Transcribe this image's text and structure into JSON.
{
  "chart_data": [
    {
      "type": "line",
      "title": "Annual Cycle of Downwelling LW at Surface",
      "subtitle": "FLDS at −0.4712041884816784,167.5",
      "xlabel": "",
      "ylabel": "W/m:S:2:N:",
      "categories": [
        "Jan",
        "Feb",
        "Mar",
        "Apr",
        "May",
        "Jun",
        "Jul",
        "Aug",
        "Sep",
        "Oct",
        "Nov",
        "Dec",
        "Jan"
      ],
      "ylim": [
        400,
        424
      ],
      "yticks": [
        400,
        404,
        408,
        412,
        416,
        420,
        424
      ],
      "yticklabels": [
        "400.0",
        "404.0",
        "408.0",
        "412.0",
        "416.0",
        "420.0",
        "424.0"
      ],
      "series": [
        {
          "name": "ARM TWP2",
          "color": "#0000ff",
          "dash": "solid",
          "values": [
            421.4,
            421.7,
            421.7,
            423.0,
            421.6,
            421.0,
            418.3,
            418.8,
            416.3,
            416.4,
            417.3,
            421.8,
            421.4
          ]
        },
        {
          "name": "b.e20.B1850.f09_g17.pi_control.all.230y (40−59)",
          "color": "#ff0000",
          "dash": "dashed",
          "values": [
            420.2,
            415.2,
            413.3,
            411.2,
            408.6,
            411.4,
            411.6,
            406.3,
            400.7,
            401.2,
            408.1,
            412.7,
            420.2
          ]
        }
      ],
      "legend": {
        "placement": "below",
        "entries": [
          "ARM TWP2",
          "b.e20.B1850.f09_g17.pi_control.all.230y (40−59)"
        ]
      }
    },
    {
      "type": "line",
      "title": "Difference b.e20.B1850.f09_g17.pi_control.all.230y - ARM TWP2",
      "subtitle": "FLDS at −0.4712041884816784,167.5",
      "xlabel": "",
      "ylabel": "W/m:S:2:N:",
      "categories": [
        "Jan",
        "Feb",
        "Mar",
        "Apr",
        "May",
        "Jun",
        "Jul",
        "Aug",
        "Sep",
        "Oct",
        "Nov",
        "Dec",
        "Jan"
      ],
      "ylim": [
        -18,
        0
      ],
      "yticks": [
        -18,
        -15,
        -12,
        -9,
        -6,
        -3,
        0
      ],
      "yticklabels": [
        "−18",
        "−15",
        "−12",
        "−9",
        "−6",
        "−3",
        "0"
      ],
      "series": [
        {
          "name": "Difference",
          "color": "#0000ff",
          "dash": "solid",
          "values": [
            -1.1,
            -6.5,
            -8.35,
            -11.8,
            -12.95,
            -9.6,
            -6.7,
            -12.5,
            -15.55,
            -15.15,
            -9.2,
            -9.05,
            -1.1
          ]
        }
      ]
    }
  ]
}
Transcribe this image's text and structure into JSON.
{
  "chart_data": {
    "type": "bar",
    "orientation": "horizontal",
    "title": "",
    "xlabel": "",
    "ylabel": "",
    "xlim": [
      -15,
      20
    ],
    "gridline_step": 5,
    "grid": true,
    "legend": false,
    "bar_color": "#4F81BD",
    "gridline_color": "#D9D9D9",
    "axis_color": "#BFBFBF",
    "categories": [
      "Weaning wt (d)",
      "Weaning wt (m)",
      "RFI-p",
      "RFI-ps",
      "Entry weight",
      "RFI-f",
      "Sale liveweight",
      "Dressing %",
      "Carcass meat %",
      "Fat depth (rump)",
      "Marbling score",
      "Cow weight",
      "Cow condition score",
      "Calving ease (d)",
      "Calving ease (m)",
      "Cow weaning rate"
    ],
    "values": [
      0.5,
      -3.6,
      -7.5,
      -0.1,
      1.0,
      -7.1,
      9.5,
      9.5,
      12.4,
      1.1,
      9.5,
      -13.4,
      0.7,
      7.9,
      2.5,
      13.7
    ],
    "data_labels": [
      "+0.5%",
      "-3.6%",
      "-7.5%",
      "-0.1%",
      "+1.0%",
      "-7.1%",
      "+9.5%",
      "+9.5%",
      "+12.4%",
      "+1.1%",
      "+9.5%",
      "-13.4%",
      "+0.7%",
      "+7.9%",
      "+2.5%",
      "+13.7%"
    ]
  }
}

# # #

EXERCISE TASK:
Provide all the records again, word for word.

ANSWER TO THIS EXERCISE:
Transcribe this image's text and structure into JSON.
{
  "chart_data": [
    {
      "type": "line",
      "title": "Annual Cycle of Downwelling LW at Surface",
      "subtitle": "FLDS at −0.4712041884816784,167.5",
      "xlabel": "",
      "ylabel": "W/m:S:2:N:",
      "categories": [
        "Jan",
        "Feb",
        "Mar",
        "Apr",
        "May",
        "Jun",
        "Jul",
        "Aug",
        "Sep",
        "Oct",
        "Nov",
        "Dec",
        "Jan"
      ],
      "ylim": [
        400,
        424
      ],
      "yticks": [
        400,
        404,
        408,
        412,
        416,
        420,
        424
      ],
      "yticklabels": [
        "400.0",
        "404.0",
        "408.0",
        "412.0",
        "416.0",
        "420.0",
        "424.0"
      ],
      "series": [
        {
          "name": "ARM TWP2",
          "color": "#0000ff",
          "dash": "solid",
          "values": [
            421.4,
            421.7,
            421.7,
            423.0,
            421.6,
            421.0,
            418.3,
            418.8,
            416.3,
            416.4,
            417.3,
            421.8,
            421.4
          ]
        },
        {
          "name": "b.e20.B1850.f09_g17.pi_control.all.230y (40−59)",
          "color": "#ff0000",
          "dash": "dashed",
          "values": [
            420.2,
            415.2,
            413.3,
            411.2,
            408.6,
            411.4,
            411.6,
            406.3,
            400.7,
            401.2,
            408.1,
            412.7,
            420.2
          ]
        }
      ],
      "legend": {
        "placement": "below",
        "entries": [
          "ARM TWP2",
          "b.e20.B1850.f09_g17.pi_control.all.230y (40−59)"
        ]
      }
    },
    {
      "type": "line",
      "title": "Difference b.e20.B1850.f09_g17.pi_control.all.230y - ARM TWP2",
      "subtitle": "FLDS at −0.4712041884816784,167.5",
      "xlabel": "",
      "ylabel": "W/m:S:2:N:",
      "categories": [
        "Jan",
        "Feb",
        "Mar",
        "Apr",
        "May",
        "Jun",
        "Jul",
        "Aug",
        "Sep",
        "Oct",
        "Nov",
        "Dec",
        "Jan"
      ],
      "ylim": [
        -18,
        0
      ],
      "yticks": [
        -18,
        -15,
        -12,
        -9,
        -6,
        -3,
        0
      ],
      "yticklabels": [
        "−18",
        "−15",
        "−12",
        "−9",
        "−6",
        "−3",
        "0"
      ],
      "series": [
        {
          "name": "Difference",
          "color": "#0000ff",
          "dash": "solid",
          "values": [
            -1.1,
            -6.5,
            -8.35,
            -11.8,
            -12.95,
            -9.6,
            -6.7,
            -12.5,
            -15.55,
            -15.15,
            -9.2,
            -9.05,
            -1.1
          ]
        }
      ]
    }
  ]
}
Transcribe this image's text and structure into JSON.
{
  "chart_data": {
    "type": "bar",
    "orientation": "horizontal",
    "title": "",
    "xlabel": "",
    "ylabel": "",
    "xlim": [
      -15,
      20
    ],
    "gridline_step": 5,
    "grid": true,
    "legend": false,
    "bar_color": "#4F81BD",
    "gridline_color": "#D9D9D9",
    "axis_color": "#BFBFBF",
    "categories": [
      "Weaning wt (d)",
      "Weaning wt (m)",
      "RFI-p",
      "RFI-ps",
      "Entry weight",
      "RFI-f",
      "Sale liveweight",
      "Dressing %",
      "Carcass meat %",
      "Fat depth (rump)",
      "Marbling score",
      "Cow weight",
      "Cow condition score",
      "Calving ease (d)",
      "Calving ease (m)",
      "Cow weaning rate"
    ],
    "values": [
      0.5,
      -3.6,
      -7.5,
      -0.1,
      1.0,
      -7.1,
      9.5,
      9.5,
      12.4,
      1.1,
      9.5,
      -13.4,
      0.7,
      7.9,
      2.5,
      13.7
    ],
    "data_labels": [
      "+0.5%",
      "-3.6%",
      "-7.5%",
      "-0.1%",
      "+1.0%",
      "-7.1%",
      "+9.5%",
      "+9.5%",
      "+12.4%",
      "+1.1%",
      "+9.5%",
      "-13.4%",
      "+0.7%",
      "+7.9%",
      "+2.5%",
      "+13.7%"
    ]
  }
}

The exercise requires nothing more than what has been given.